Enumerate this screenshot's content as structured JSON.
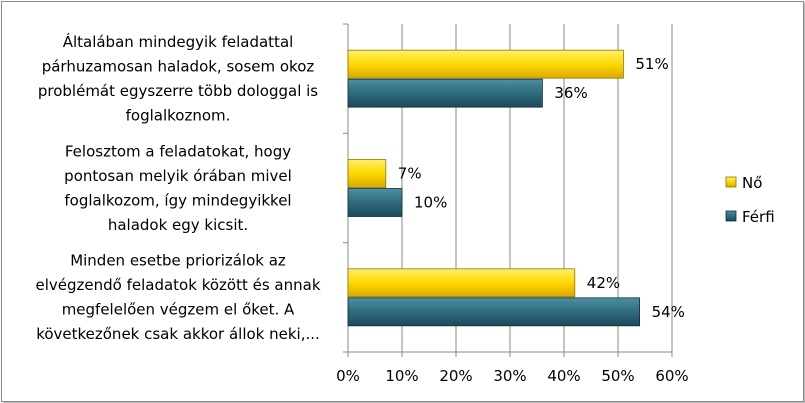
{
  "chart_data": {
    "type": "bar",
    "orientation": "horizontal",
    "categories": [
      [
        "Általában mindegyik feladattal",
        "párhuzamosan haladok, sosem okoz",
        "problémát egyszerre több dologgal is",
        "foglalkoznom."
      ],
      [
        "Felosztom a feladatokat, hogy",
        "pontosan melyik órában mivel",
        "foglalkozom, így mindegyikkel",
        "haladok egy kicsit."
      ],
      [
        "Minden esetbe priorizálok az",
        "elvégzendő feladatok között és annak",
        "megfelelően végzem el őket. A",
        "következőnek csak akkor állok neki,..."
      ]
    ],
    "series": [
      {
        "name": "Nő",
        "values": [
          51,
          7,
          42
        ],
        "labels": [
          "51%",
          "7%",
          "42%"
        ],
        "color": "#FFD700"
      },
      {
        "name": "Férfi",
        "values": [
          36,
          10,
          54
        ],
        "labels": [
          "36%",
          "10%",
          "54%"
        ],
        "color": "#2E6A7D"
      }
    ],
    "xlim": [
      0,
      60
    ],
    "xticks": [
      "0%",
      "10%",
      "20%",
      "30%",
      "40%",
      "50%",
      "60%"
    ],
    "grid": true,
    "legend": "right"
  }
}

Instructions to follow -> Copy all lines of the listing above that contain the string "haladok".

Answer to this problem ->
        "párhuzamosan haladok, sosem okoz",
        "haladok egy kicsit."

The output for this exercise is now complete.